To do - Wherever the string "RETIRISTAS" appears in the listing, copy that line.

Entries supplied -
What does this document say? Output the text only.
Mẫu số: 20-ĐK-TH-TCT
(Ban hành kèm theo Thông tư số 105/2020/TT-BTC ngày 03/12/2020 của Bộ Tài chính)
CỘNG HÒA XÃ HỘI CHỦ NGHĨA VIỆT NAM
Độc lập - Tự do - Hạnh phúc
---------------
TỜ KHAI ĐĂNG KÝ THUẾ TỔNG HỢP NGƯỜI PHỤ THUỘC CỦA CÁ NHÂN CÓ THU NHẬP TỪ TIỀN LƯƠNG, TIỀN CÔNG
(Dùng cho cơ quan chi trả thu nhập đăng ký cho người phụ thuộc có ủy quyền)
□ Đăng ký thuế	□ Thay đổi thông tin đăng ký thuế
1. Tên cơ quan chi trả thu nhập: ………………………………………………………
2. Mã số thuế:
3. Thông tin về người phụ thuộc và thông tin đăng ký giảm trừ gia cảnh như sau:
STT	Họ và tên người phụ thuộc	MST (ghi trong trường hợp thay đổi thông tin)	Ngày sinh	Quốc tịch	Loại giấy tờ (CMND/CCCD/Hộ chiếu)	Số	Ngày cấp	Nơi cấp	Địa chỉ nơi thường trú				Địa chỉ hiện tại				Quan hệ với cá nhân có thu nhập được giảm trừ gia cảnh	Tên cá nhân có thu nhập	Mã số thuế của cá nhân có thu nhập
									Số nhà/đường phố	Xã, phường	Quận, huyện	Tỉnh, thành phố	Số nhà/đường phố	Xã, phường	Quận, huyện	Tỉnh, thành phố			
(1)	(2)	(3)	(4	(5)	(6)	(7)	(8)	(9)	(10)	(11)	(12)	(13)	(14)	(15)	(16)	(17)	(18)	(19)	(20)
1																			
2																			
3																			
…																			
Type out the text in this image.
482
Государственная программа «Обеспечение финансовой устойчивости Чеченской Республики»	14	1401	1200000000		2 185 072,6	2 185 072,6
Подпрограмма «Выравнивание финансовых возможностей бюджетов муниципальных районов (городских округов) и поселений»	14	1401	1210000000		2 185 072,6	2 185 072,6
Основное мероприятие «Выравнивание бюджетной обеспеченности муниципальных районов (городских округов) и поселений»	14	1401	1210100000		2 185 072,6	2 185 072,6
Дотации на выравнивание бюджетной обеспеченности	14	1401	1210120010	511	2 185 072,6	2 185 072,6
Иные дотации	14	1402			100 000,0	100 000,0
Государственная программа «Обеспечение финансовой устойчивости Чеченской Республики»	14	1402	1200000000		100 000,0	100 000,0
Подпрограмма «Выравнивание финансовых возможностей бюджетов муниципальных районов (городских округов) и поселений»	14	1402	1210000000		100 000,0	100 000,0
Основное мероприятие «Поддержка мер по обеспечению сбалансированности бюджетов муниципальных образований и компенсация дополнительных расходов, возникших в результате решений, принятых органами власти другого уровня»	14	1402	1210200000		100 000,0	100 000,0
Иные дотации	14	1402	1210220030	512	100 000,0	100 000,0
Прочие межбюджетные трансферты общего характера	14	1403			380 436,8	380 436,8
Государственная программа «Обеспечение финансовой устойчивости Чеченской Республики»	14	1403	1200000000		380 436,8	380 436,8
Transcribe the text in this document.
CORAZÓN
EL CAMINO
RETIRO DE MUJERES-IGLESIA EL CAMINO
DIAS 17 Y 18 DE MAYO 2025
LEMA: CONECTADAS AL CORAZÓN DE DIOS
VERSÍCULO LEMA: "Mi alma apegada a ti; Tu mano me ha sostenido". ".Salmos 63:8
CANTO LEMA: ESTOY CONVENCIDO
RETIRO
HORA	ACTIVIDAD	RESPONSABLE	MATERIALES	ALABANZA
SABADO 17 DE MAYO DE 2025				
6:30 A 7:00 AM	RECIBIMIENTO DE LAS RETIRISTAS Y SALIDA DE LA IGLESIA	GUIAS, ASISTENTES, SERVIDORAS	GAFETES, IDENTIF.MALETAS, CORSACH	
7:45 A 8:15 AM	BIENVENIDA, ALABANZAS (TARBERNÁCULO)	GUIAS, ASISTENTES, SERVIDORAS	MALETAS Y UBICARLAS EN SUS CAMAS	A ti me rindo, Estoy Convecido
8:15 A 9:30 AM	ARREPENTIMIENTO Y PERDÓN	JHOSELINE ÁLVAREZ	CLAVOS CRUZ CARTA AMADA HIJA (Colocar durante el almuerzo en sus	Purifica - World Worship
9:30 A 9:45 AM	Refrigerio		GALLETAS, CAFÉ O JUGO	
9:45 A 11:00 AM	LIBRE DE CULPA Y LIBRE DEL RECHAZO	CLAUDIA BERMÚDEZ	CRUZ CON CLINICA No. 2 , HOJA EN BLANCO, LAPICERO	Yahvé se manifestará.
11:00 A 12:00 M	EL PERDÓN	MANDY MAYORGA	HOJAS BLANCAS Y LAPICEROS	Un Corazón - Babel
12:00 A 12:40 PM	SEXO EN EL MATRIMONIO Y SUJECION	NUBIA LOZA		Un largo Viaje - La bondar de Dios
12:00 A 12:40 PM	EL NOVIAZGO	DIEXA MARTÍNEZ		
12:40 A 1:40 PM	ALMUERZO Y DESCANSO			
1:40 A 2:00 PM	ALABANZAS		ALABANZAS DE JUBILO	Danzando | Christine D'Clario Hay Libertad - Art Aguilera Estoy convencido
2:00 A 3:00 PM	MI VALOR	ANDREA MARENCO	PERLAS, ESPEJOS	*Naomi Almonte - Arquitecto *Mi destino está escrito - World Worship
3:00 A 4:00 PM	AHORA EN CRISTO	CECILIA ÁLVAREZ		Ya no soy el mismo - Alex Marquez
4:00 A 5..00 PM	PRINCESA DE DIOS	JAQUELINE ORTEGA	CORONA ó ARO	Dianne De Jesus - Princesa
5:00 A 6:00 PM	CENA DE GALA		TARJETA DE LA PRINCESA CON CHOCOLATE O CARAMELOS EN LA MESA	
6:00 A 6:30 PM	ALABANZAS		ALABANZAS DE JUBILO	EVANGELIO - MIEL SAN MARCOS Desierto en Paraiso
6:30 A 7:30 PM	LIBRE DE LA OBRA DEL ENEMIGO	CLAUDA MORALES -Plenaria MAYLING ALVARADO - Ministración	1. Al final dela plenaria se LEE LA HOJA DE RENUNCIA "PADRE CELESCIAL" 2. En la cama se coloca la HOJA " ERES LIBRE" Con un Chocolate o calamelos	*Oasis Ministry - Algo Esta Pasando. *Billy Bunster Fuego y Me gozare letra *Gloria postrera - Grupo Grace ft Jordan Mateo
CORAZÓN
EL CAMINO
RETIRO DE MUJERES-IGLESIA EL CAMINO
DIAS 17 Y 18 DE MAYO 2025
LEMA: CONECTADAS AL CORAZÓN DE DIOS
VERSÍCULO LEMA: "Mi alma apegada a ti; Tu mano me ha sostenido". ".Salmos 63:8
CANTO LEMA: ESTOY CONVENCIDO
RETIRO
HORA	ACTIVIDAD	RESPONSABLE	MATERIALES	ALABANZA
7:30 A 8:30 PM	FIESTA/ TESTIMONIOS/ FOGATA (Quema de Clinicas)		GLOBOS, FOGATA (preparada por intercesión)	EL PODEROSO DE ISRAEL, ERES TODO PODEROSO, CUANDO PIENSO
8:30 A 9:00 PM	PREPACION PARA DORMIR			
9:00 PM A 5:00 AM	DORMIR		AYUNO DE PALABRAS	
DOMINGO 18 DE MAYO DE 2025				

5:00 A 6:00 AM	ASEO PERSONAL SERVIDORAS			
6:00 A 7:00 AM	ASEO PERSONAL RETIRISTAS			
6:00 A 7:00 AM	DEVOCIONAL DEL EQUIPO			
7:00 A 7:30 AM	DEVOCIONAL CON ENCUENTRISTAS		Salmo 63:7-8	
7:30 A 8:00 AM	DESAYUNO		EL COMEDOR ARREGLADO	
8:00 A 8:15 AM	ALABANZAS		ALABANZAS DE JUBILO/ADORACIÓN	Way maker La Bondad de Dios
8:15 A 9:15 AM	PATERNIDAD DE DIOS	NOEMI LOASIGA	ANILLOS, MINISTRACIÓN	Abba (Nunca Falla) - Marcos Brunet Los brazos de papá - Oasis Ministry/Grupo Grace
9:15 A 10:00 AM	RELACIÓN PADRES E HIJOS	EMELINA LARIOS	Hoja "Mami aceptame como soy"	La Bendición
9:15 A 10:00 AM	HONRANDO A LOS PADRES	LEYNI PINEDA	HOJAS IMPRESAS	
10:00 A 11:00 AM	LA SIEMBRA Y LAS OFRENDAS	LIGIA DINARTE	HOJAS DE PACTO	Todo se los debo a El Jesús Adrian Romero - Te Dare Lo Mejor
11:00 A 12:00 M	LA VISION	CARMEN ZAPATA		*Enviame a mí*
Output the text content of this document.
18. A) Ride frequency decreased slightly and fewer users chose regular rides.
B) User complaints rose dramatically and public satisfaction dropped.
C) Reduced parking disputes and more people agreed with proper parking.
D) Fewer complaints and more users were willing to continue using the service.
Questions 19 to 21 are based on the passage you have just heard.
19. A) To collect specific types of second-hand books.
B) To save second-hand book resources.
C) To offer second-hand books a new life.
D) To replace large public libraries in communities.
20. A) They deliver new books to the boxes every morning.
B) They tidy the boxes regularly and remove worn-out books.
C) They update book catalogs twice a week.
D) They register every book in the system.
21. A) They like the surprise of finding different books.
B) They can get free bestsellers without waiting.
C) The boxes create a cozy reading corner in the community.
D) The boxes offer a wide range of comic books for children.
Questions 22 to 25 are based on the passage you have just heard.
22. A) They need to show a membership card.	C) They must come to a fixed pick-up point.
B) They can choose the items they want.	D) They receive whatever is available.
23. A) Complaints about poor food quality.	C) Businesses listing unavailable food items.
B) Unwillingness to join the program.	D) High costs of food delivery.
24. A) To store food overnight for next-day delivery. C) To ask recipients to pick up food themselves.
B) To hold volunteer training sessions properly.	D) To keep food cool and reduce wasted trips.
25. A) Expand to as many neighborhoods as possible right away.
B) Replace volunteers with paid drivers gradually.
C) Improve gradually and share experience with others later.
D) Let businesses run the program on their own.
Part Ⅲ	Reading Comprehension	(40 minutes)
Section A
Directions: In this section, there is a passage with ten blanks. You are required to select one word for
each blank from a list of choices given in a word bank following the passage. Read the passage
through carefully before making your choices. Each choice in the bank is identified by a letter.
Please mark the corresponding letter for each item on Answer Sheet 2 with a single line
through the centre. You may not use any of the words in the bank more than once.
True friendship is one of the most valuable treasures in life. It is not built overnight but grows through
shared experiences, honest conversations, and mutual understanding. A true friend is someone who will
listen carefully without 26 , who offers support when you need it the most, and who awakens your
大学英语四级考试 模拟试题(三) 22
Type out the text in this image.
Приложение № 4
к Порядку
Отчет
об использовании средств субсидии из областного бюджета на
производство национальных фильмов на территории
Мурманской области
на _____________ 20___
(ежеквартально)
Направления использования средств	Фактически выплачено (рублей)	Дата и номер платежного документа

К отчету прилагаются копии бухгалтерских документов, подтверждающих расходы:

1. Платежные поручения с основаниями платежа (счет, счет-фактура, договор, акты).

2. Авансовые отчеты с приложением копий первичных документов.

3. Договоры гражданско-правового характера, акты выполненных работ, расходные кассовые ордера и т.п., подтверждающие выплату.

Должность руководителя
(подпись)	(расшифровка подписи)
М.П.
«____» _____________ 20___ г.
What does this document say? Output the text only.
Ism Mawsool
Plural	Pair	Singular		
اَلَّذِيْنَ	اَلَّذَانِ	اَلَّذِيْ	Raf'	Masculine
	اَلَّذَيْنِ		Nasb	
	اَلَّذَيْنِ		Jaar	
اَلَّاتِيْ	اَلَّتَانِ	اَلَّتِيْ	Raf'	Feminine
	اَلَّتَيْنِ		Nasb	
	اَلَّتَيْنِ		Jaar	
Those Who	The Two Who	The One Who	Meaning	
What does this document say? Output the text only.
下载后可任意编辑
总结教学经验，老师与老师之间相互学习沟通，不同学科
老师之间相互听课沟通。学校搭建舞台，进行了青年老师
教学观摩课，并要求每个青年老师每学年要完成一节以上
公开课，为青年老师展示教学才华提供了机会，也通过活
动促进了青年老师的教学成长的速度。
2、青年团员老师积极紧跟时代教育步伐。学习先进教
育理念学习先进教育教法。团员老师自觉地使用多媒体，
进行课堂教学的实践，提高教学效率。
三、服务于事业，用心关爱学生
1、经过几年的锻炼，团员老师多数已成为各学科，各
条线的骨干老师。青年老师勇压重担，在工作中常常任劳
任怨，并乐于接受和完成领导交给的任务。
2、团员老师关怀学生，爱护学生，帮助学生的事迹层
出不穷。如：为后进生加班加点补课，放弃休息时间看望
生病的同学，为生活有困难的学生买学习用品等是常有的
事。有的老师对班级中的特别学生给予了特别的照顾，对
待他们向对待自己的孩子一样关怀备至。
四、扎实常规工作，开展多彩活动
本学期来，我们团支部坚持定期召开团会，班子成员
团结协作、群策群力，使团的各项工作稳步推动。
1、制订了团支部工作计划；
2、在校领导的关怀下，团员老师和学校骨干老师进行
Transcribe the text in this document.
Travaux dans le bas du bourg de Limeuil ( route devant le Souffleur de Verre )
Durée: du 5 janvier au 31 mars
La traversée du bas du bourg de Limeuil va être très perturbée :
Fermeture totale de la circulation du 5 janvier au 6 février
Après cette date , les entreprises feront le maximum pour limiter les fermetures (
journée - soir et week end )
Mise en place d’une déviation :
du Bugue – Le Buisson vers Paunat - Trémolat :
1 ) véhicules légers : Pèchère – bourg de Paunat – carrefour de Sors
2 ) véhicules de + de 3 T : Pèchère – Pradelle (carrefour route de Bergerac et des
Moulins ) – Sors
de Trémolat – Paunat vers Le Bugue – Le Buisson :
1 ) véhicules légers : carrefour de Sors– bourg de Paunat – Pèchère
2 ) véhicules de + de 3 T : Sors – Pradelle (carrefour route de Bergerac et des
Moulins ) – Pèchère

Finished exercise -
6:30 A 7:00 AM	RECIBIMIENTO DE LAS RETIRISTAS Y SALIDA DE LA IGLESIA	GUIAS, ASISTENTES, SERVIDORAS	GAFETES, IDENTIF.MALETAS, CORSACH	
6:00 A 7:00 AM	ASEO PERSONAL RETIRISTAS			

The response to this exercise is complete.